Written exercise
Write out every line below that includes the word "Congress".

Start of Listing

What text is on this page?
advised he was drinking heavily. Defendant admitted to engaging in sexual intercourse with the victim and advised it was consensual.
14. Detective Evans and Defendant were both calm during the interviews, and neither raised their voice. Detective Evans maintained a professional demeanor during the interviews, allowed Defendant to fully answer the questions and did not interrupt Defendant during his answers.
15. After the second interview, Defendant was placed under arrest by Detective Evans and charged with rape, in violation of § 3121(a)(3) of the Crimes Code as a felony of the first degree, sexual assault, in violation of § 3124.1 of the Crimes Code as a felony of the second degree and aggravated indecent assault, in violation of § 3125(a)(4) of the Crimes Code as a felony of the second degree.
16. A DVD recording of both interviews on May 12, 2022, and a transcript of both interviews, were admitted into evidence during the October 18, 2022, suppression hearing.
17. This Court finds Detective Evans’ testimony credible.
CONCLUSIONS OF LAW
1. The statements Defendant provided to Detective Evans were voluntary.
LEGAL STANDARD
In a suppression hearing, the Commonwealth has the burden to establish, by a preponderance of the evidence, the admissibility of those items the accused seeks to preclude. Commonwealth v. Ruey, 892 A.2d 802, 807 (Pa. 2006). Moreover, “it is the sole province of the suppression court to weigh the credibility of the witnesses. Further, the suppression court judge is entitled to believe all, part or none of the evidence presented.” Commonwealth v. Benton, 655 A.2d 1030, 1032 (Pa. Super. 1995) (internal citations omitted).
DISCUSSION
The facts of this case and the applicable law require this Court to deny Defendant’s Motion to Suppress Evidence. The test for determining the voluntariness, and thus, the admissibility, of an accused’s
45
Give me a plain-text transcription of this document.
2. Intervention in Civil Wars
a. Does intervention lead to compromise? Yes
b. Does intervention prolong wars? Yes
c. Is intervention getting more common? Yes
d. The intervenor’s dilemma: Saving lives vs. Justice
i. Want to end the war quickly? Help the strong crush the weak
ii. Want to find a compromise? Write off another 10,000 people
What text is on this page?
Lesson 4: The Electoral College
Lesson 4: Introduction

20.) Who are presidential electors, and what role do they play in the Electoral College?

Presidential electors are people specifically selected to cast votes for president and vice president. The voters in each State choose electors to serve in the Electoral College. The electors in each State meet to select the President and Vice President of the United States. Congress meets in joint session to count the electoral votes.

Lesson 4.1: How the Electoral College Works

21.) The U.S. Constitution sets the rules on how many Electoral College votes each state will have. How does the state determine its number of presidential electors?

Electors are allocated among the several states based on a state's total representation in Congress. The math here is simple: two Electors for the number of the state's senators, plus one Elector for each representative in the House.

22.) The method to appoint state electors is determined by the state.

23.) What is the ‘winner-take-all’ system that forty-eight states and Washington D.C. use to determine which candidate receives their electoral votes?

End of Listing

Exercise result
Presidential electors are people specifically selected to cast votes for president and vice president. The voters in each State choose electors to serve in the Electoral College. The electors in each State meet to select the President and Vice President of the United States. Congress meets in joint session to count the electoral votes.
Electors are allocated among the several states based on a state's total representation in Congress. The math here is simple: two Electors for the number of the state's senators, plus one Elector for each representative in the House.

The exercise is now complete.